Given request
Make an exact copy of each entry, leaving out every picture.
[start]
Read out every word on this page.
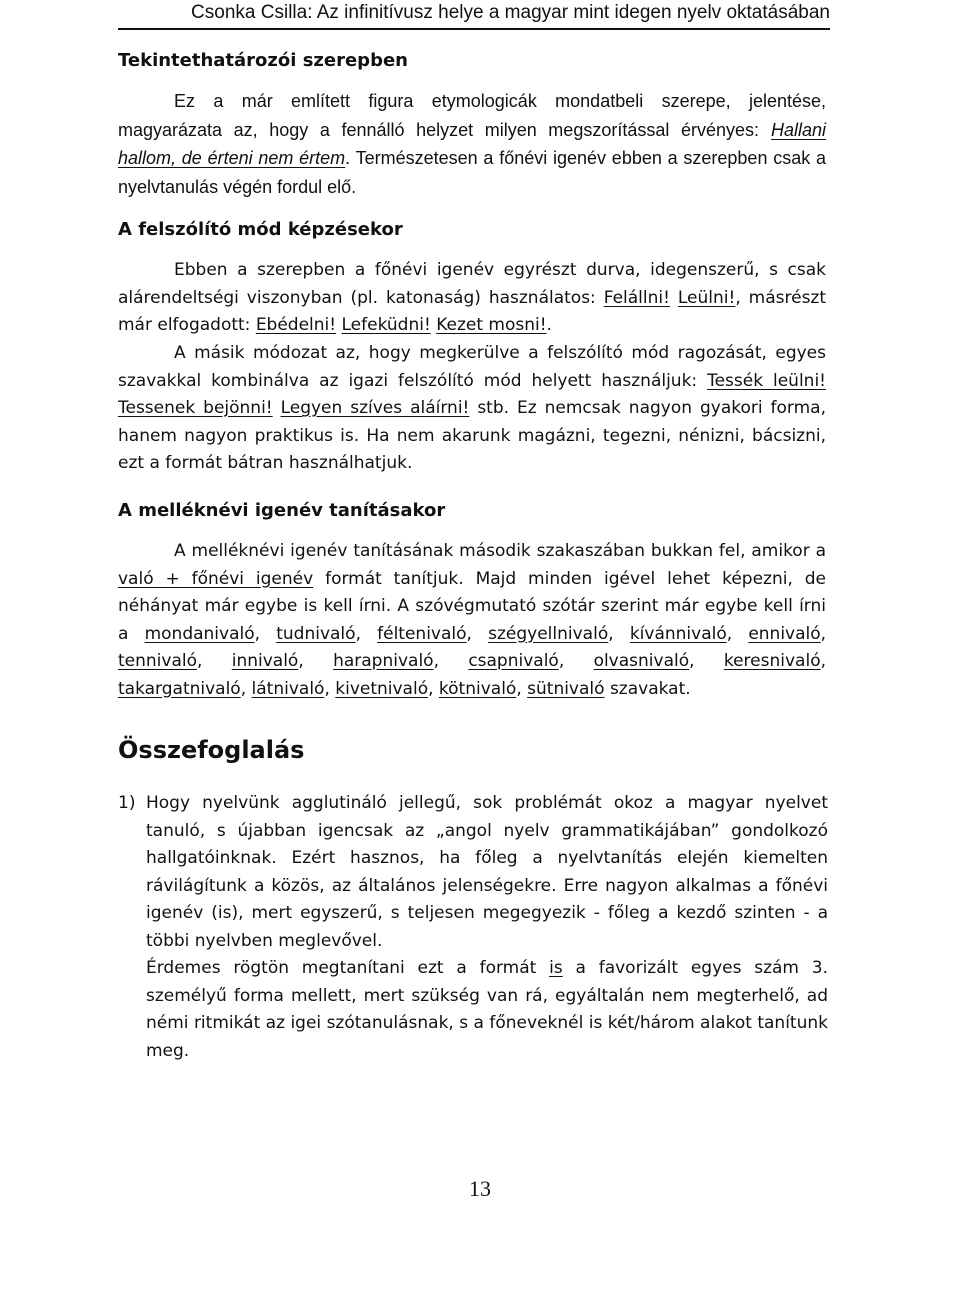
Csonka Csilla: Az infinitívusz helye a magyar mint idegen nyelv oktatásában
Tekintethatározói szerepben
Ez a már említett figura etymologicák mondatbeli szerepe, jelentése, magyarázata az, hogy a fennálló helyzet milyen megszorítással érvényes: Hallani hallom, de érteni nem értem. Természetesen a főnévi igenév ebben a szerepben csak a nyelvtanulás végén fordul elő.
A felszólító mód képzésekor
Ebben a szerepben a főnévi igenév egyrészt durva, idegenszerű, s csak alárendeltségi viszonyban (pl. katonaság) használatos: Felállni! Leülni!, másrészt már elfogadott: Ebédelni! Lefeküdni! Kezet mosni!.
A másik módozat az, hogy megkerülve a felszólító mód ragozását, egyes szavakkal kombinálva az igazi felszólító mód helyett használjuk: Tessék leülni! Tessenek bejönni! Legyen szíves aláírni! stb. Ez nemcsak nagyon gyakori forma, hanem nagyon praktikus is. Ha nem akarunk magázni, tegezni, nénizni, bácsizni, ezt a formát bátran használhatjuk.
A melléknévi igenév tanításakor
A melléknévi igenév tanításának második szakaszában bukkan fel, amikor a való + főnévi igenév formát tanítjuk. Majd minden igével lehet képezni, de néhányat már egybe is kell írni. A szóvégmutató szótár szerint már egybe kell írni a mondanivaló, tudnivaló, féltenivaló, szégyellnivaló, kívánnivaló, ennivaló, tennivaló, innivaló, harapnivaló, csapnivaló, olvasnivaló, keresnivaló, takargatnivaló, látnivaló, kivetnivaló, kötnivaló, sütnivaló szavakat.
Összefoglalás
1) Hogy nyelvünk agglutináló jellegű, sok problémát okoz a magyar nyelvet tanuló, s újabban igencsak az „angol nyelv grammatikájában” gondolkozó hallgatóinknak. Ezért hasznos, ha főleg a nyelvtanítás elején kiemelten rávilágítunk a közös, az általános jelenségekre. Erre nagyon alkalmas a főnévi igenév (is), mert egyszerű, s teljesen megegyezik - főleg a kezdő szinten - a többi nyelvben meglevővel.
Érdemes rögtön megtanítani ezt a formát is a favorizált egyes szám 3. személyű forma mellett, mert szükség van rá, egyáltalán nem megterhelő, ad némi ritmikát az igei szótanulásnak, s a főneveknél is két/három alakot tanítunk meg.
13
[end]
Full response
Read out every word on this page.
Csonka Csilla: Az infinitívusz helye a magyar mint idegen nyelv oktatásában
Tekintethatározói szerepben
Ez a már említett figura etymologicák mondatbeli szerepe, jelentése, magyarázata az, hogy a fennálló helyzet milyen megszorítással érvényes: Hallani hallom, de érteni nem értem. Természetesen a főnévi igenév ebben a szerepben csak a nyelvtanulás végén fordul elő.
A felszólító mód képzésekor
Ebben a szerepben a főnévi igenév egyrészt durva, idegenszerű, s csak alárendeltségi viszonyban (pl. katonaság) használatos: Felállni! Leülni!, másrészt már elfogadott: Ebédelni! Lefeküdni! Kezet mosni!.
A másik módozat az, hogy megkerülve a felszólító mód ragozását, egyes szavakkal kombinálva az igazi felszólító mód helyett használjuk: Tessék leülni! Tessenek bejönni! Legyen szíves aláírni! stb. Ez nemcsak nagyon gyakori forma, hanem nagyon praktikus is. Ha nem akarunk magázni, tegezni, nénizni, bácsizni, ezt a formát bátran használhatjuk.
A melléknévi igenév tanításakor
A melléknévi igenév tanításának második szakaszában bukkan fel, amikor a való + főnévi igenév formát tanítjuk. Majd minden igével lehet képezni, de néhányat már egybe is kell írni. A szóvégmutató szótár szerint már egybe kell írni a mondanivaló, tudnivaló, féltenivaló, szégyellnivaló, kívánnivaló, ennivaló, tennivaló, innivaló, harapnivaló, csapnivaló, olvasnivaló, keresnivaló, takargatnivaló, látnivaló, kivetnivaló, kötnivaló, sütnivaló szavakat.
Összefoglalás
1) Hogy nyelvünk agglutináló jellegű, sok problémát okoz a magyar nyelvet tanuló, s újabban igencsak az „angol nyelv grammatikájában” gondolkozó hallgatóinknak. Ezért hasznos, ha főleg a nyelvtanítás elején kiemelten rávilágítunk a közös, az általános jelenségekre. Erre nagyon alkalmas a főnévi igenév (is), mert egyszerű, s teljesen megegyezik - főleg a kezdő szinten - a többi nyelvben meglevővel.
Érdemes rögtön megtanítani ezt a formát is a favorizált egyes szám 3. személyű forma mellett, mert szükség van rá, egyáltalán nem megterhelő, ad némi ritmikát az igei szótanulásnak, s a főneveknél is két/három alakot tanítunk meg.
13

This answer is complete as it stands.